Data excerpts

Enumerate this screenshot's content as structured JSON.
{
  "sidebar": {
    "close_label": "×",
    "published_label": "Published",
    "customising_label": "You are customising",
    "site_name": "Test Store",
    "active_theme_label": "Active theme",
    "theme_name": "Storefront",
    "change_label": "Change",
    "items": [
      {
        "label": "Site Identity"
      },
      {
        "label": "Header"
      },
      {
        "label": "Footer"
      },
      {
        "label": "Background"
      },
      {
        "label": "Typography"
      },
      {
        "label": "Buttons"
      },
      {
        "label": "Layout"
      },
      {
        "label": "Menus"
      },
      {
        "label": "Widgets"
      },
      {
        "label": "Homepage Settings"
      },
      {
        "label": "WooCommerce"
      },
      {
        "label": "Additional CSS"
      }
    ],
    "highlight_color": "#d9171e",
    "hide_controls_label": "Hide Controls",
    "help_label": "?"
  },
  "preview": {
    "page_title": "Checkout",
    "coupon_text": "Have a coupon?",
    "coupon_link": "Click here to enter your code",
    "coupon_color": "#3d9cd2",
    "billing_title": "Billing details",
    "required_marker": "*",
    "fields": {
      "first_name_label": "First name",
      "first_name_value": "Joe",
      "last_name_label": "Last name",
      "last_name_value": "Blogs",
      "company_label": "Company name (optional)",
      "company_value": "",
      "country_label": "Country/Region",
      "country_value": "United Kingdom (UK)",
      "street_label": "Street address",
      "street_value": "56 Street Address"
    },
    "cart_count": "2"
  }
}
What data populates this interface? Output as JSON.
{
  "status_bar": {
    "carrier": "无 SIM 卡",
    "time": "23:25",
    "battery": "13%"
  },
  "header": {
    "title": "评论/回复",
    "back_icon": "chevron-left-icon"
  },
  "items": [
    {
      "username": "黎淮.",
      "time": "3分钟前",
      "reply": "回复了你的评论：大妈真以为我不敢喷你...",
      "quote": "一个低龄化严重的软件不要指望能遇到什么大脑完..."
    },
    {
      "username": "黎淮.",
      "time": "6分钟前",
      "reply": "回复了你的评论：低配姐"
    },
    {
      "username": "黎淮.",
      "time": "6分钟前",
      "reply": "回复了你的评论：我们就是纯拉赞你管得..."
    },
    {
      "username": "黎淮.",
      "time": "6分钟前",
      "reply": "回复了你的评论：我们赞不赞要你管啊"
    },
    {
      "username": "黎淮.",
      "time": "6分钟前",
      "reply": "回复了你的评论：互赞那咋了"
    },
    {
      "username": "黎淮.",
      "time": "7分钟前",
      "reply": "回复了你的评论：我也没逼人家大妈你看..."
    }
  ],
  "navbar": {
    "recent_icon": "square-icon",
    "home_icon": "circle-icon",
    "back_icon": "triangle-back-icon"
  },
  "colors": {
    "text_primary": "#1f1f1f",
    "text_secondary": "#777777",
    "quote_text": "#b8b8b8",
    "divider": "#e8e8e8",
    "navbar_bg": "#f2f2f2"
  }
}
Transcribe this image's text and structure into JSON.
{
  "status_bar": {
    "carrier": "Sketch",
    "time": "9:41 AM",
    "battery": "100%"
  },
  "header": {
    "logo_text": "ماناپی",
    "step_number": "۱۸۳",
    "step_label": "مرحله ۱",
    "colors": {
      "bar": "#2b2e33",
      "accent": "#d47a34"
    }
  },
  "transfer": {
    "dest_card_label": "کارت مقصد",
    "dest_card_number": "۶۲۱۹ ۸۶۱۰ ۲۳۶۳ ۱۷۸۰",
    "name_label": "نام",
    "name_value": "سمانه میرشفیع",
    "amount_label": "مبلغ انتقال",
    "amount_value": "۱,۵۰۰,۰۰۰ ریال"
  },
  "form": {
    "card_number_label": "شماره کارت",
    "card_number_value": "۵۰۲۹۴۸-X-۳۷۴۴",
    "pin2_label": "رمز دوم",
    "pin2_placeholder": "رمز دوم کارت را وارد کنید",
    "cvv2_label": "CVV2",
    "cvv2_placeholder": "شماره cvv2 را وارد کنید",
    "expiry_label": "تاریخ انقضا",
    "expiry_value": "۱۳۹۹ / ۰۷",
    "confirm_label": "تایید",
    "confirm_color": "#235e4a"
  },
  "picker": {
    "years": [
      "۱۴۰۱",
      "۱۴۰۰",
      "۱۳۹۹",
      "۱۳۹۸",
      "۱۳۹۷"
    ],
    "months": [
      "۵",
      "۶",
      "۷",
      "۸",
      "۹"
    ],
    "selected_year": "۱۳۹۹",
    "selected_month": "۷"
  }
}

▸ **AIM OF THE EXERCISE**: Report back each line of the entries that holds the string "JSON".

▸ **SOLVED EXERCISE**:
Enumerate this screenshot's content as structured JSON.
What data populates this interface? Output as JSON.
Transcribe this image's text and structure into JSON.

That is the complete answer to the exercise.